* Start AVAILABLE DATA *
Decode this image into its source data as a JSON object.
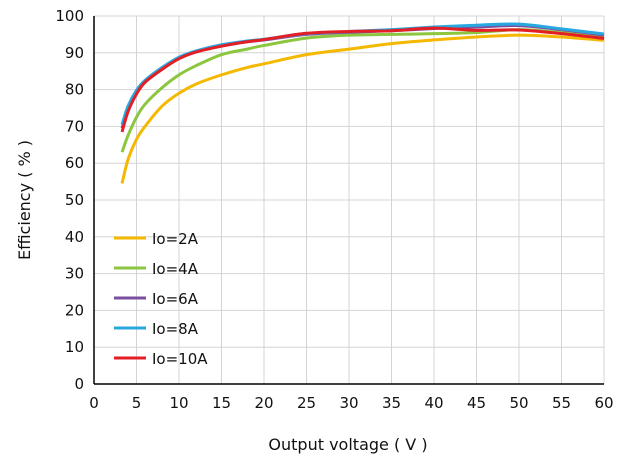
{
  "chart_data": {
    "type": "line",
    "xlabel": "Output voltage ( V )",
    "ylabel": "Efficiency ( % )",
    "xlim": [
      0,
      60
    ],
    "ylim": [
      0,
      100
    ],
    "xticks": [
      0,
      5,
      10,
      15,
      20,
      25,
      30,
      35,
      40,
      45,
      50,
      55,
      60
    ],
    "yticks": [
      0,
      10,
      20,
      30,
      40,
      50,
      60,
      70,
      80,
      90,
      100
    ],
    "grid": true,
    "legend_position": "bottom-left",
    "series": [
      {
        "name": "Io=2A",
        "color": "#F5B800",
        "points": [
          [
            3.3,
            54.5
          ],
          [
            4,
            61
          ],
          [
            5,
            66.5
          ],
          [
            6,
            70
          ],
          [
            8,
            75.5
          ],
          [
            10,
            79
          ],
          [
            12,
            81.5
          ],
          [
            15,
            84
          ],
          [
            18,
            86
          ],
          [
            20,
            87
          ],
          [
            25,
            89.5
          ],
          [
            30,
            91
          ],
          [
            35,
            92.5
          ],
          [
            40,
            93.5
          ],
          [
            45,
            94.3
          ],
          [
            50,
            94.8
          ],
          [
            55,
            94.3
          ],
          [
            60,
            93.4
          ]
        ]
      },
      {
        "name": "Io=4A",
        "color": "#8CC63F",
        "points": [
          [
            3.3,
            63
          ],
          [
            4,
            67.5
          ],
          [
            5,
            72.5
          ],
          [
            6,
            76
          ],
          [
            8,
            80.5
          ],
          [
            10,
            84
          ],
          [
            12,
            86.5
          ],
          [
            15,
            89.5
          ],
          [
            18,
            91
          ],
          [
            20,
            92
          ],
          [
            25,
            94
          ],
          [
            30,
            94.8
          ],
          [
            35,
            95
          ],
          [
            40,
            95.2
          ],
          [
            45,
            95.5
          ],
          [
            50,
            96.3
          ],
          [
            55,
            95.5
          ],
          [
            60,
            94.2
          ]
        ]
      },
      {
        "name": "Io=6A",
        "color": "#7B4FA0",
        "points": [
          [
            3.3,
            69.5
          ],
          [
            4,
            74.5
          ],
          [
            5,
            79
          ],
          [
            6,
            82
          ],
          [
            8,
            85.5
          ],
          [
            10,
            88.5
          ],
          [
            12,
            90.3
          ],
          [
            15,
            92
          ],
          [
            18,
            93
          ],
          [
            20,
            93.5
          ],
          [
            25,
            95
          ],
          [
            30,
            95.6
          ],
          [
            35,
            96
          ],
          [
            40,
            96.6
          ],
          [
            45,
            97
          ],
          [
            50,
            97.4
          ],
          [
            55,
            96.3
          ],
          [
            60,
            94.8
          ]
        ]
      },
      {
        "name": "Io=8A",
        "color": "#29A8E0",
        "points": [
          [
            3.3,
            70.5
          ],
          [
            4,
            75.5
          ],
          [
            5,
            79.8
          ],
          [
            6,
            82.5
          ],
          [
            8,
            86
          ],
          [
            10,
            88.8
          ],
          [
            12,
            90.5
          ],
          [
            15,
            92.2
          ],
          [
            18,
            93.2
          ],
          [
            20,
            93.7
          ],
          [
            25,
            95.2
          ],
          [
            30,
            95.8
          ],
          [
            35,
            96.3
          ],
          [
            40,
            97
          ],
          [
            45,
            97.5
          ],
          [
            50,
            97.8
          ],
          [
            55,
            96.5
          ],
          [
            60,
            95.1
          ]
        ]
      },
      {
        "name": "Io=10A",
        "color": "#E31E24",
        "points": [
          [
            3.3,
            68.5
          ],
          [
            4,
            74
          ],
          [
            5,
            78.8
          ],
          [
            6,
            82
          ],
          [
            8,
            85.5
          ],
          [
            10,
            88.4
          ],
          [
            12,
            90.2
          ],
          [
            15,
            91.8
          ],
          [
            18,
            93
          ],
          [
            20,
            93.6
          ],
          [
            25,
            95.3
          ],
          [
            30,
            95.8
          ],
          [
            35,
            96
          ],
          [
            40,
            96.7
          ],
          [
            45,
            96.1
          ],
          [
            50,
            96.2
          ],
          [
            55,
            95.2
          ],
          [
            60,
            93.9
          ]
        ]
      }
    ]
  }
}
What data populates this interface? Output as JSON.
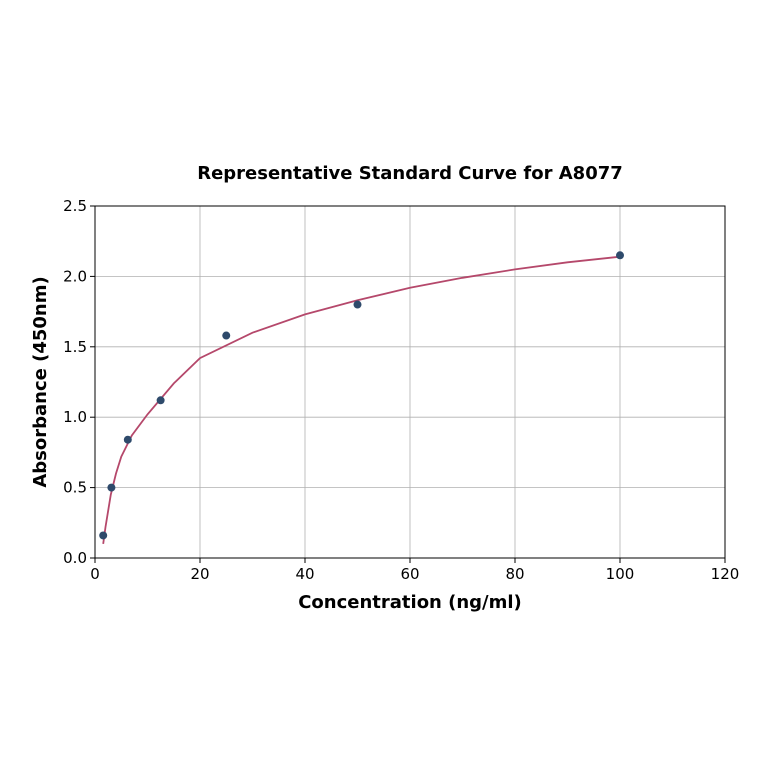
{
  "chart_data": {
    "type": "scatter",
    "title": "Representative Standard Curve for A8077",
    "xlabel": "Concentration (ng/ml)",
    "ylabel": "Absorbance (450nm)",
    "xlim": [
      0,
      120
    ],
    "ylim": [
      0,
      2.5
    ],
    "xticks": [
      "0",
      "20",
      "40",
      "60",
      "80",
      "100",
      "120"
    ],
    "yticks": [
      "0.0",
      "0.5",
      "1.0",
      "1.5",
      "2.0",
      "2.5"
    ],
    "grid": true,
    "points": {
      "x": [
        1.5625,
        3.125,
        6.25,
        12.5,
        25,
        50,
        100
      ],
      "y": [
        0.16,
        0.5,
        0.84,
        1.12,
        1.58,
        1.8,
        2.15
      ]
    },
    "fit_curve": {
      "x": [
        1.5625,
        2,
        3,
        4,
        5,
        7,
        10,
        15,
        20,
        30,
        40,
        50,
        60,
        70,
        80,
        90,
        100
      ],
      "y": [
        0.1,
        0.22,
        0.45,
        0.6,
        0.72,
        0.87,
        1.02,
        1.24,
        1.42,
        1.6,
        1.73,
        1.83,
        1.92,
        1.99,
        2.05,
        2.1,
        2.14
      ]
    },
    "colors": {
      "points": "#2e4a6b",
      "curve": "#b5486b",
      "grid": "#b0b0b0"
    }
  }
}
* End AVAILABLE DATA *
EXERCISE DIRECTIONS — Go through the material and select each line with the string "xlabel" in it.

SOLUTION TO THE EXERCISE —
    "xlabel": "Output voltage ( V )",
    "xlabel": "Concentration (ng/ml)",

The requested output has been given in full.